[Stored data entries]
==========

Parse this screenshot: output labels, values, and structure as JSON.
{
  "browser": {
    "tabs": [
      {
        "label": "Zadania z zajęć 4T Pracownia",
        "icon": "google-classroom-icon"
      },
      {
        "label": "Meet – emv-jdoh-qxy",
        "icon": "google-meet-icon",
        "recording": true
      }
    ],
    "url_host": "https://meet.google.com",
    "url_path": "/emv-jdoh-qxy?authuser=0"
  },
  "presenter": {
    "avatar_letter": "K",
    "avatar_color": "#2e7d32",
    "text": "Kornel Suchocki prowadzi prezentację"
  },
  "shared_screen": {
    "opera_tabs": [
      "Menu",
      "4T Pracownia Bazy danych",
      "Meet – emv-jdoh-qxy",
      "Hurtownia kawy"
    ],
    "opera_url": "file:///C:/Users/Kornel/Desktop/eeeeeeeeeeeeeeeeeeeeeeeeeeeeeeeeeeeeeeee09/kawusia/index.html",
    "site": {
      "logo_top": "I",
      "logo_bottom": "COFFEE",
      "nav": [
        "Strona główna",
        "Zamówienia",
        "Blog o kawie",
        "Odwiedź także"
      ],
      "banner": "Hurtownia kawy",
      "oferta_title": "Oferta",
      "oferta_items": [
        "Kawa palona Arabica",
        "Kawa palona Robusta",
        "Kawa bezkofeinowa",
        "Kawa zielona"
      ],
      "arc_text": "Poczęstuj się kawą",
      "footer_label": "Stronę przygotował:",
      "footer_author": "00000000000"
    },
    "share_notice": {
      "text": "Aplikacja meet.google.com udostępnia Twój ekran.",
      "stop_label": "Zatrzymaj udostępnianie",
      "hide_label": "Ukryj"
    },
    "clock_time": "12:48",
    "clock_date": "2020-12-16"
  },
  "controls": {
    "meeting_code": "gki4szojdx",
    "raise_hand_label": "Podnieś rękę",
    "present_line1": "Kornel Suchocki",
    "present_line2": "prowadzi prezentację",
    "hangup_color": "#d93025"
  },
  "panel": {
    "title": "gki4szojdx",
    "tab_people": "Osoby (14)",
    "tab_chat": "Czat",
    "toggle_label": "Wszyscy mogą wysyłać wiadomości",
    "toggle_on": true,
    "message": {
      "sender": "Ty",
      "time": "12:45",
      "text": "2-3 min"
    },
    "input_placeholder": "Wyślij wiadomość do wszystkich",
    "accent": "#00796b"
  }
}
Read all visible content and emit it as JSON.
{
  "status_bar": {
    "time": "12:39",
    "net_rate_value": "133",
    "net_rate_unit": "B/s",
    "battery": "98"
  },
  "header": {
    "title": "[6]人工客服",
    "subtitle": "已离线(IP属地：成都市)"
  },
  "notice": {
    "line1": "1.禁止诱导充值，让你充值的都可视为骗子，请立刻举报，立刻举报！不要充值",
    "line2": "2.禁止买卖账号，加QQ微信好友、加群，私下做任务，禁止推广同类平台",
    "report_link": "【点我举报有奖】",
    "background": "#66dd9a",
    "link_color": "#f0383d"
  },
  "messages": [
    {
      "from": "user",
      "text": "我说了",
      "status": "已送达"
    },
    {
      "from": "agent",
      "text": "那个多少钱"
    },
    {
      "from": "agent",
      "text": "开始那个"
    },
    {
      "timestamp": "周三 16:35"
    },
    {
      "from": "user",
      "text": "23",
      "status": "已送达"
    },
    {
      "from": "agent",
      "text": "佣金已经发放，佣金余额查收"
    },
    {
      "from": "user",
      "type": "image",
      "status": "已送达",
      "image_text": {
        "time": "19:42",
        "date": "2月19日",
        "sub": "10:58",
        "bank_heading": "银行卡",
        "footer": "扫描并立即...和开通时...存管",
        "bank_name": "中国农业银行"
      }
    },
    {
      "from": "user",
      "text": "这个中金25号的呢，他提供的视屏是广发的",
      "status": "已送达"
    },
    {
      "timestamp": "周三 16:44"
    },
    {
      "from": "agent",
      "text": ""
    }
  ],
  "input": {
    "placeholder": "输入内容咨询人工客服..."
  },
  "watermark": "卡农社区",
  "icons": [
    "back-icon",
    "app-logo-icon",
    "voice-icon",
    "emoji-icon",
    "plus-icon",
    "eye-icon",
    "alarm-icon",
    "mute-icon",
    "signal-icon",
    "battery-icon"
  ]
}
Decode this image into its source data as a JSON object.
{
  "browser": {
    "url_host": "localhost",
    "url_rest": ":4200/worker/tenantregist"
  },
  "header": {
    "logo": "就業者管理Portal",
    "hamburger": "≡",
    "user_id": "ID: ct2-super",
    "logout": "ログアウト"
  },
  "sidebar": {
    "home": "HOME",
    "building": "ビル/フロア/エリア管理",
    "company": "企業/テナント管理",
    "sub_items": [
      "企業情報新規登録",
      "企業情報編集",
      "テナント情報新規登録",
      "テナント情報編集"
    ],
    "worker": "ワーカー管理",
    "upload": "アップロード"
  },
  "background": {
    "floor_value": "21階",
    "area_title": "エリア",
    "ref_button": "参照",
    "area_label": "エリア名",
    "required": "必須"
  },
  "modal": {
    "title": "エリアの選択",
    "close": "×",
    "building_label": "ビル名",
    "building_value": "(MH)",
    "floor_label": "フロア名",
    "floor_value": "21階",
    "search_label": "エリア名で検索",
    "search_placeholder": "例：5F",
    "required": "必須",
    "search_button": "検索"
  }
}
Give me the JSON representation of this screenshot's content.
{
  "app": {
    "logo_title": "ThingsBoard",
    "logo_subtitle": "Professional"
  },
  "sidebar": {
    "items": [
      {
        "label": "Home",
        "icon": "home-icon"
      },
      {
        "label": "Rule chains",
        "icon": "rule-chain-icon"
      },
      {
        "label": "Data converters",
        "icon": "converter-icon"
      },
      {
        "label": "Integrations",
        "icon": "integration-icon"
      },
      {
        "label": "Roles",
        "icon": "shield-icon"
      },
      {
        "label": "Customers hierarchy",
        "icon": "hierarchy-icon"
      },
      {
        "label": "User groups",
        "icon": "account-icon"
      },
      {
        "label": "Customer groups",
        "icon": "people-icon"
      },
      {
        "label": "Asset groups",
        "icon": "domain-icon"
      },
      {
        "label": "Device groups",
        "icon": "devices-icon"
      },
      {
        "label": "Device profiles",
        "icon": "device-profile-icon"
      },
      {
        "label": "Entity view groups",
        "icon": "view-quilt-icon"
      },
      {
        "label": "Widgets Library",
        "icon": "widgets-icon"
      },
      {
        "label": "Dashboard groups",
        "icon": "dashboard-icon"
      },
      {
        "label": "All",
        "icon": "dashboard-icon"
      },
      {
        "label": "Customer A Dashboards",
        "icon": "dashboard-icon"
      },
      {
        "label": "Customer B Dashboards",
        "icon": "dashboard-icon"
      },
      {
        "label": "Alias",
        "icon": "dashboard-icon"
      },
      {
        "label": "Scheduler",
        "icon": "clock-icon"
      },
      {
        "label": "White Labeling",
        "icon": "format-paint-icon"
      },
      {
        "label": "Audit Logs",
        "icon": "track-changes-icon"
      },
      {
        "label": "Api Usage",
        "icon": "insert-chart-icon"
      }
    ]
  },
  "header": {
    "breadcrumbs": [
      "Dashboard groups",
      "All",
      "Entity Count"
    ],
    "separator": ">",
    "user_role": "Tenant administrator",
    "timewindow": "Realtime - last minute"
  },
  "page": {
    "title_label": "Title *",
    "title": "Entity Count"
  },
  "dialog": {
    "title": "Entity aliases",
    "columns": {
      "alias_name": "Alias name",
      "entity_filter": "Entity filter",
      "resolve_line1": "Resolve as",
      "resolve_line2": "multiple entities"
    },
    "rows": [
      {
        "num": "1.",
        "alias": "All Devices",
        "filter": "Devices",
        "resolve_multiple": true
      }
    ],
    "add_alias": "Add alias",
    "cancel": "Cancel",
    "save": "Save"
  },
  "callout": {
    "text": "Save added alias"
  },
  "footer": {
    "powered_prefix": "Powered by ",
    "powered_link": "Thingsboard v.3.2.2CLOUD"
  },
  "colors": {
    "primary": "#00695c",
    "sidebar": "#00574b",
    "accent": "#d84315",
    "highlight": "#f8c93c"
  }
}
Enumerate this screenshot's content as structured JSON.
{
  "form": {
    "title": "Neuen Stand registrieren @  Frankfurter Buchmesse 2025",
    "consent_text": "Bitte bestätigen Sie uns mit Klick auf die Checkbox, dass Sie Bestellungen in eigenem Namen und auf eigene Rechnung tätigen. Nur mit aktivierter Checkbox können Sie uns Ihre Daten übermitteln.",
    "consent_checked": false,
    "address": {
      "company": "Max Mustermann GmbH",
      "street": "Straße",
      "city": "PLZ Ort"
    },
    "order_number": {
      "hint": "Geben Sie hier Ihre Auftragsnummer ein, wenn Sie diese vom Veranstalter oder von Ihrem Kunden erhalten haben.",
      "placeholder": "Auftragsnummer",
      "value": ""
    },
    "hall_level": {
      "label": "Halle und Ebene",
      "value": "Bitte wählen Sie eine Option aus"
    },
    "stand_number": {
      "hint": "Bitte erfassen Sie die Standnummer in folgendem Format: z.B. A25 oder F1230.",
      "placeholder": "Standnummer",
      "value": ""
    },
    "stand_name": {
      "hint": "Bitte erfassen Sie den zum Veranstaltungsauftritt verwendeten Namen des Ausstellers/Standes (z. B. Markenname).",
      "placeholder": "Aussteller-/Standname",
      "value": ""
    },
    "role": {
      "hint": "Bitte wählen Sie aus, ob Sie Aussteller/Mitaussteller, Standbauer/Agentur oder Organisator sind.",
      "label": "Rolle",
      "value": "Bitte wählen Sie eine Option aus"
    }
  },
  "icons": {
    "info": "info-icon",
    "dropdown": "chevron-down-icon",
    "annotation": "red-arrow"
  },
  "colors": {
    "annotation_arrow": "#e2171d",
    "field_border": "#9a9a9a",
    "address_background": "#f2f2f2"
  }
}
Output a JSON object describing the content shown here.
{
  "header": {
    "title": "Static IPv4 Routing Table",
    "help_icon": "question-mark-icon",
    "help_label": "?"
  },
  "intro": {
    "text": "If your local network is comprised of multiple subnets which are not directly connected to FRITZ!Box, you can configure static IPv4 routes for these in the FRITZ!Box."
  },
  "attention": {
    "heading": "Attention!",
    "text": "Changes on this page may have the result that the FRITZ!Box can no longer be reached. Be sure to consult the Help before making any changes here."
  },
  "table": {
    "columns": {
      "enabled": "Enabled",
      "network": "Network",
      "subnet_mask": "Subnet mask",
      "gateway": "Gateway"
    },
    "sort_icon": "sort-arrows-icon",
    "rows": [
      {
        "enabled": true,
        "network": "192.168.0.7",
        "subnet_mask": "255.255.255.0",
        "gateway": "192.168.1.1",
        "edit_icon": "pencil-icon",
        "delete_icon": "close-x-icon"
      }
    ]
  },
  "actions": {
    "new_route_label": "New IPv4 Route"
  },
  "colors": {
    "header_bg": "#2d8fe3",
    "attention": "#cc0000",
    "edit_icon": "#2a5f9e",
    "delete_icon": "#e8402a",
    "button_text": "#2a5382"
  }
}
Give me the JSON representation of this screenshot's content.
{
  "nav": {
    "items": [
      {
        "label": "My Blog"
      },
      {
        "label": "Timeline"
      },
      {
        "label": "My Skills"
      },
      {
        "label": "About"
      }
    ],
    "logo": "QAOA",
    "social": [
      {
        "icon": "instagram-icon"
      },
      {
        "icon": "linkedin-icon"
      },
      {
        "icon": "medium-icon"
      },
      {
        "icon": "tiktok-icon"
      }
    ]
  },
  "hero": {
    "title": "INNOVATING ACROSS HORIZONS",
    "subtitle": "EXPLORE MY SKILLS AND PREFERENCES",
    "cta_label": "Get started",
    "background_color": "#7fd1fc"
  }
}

==========

REQUIRED WORK:
In the entries above, count every line containing the word "worker". Write only the total.

TASK RESULT:
2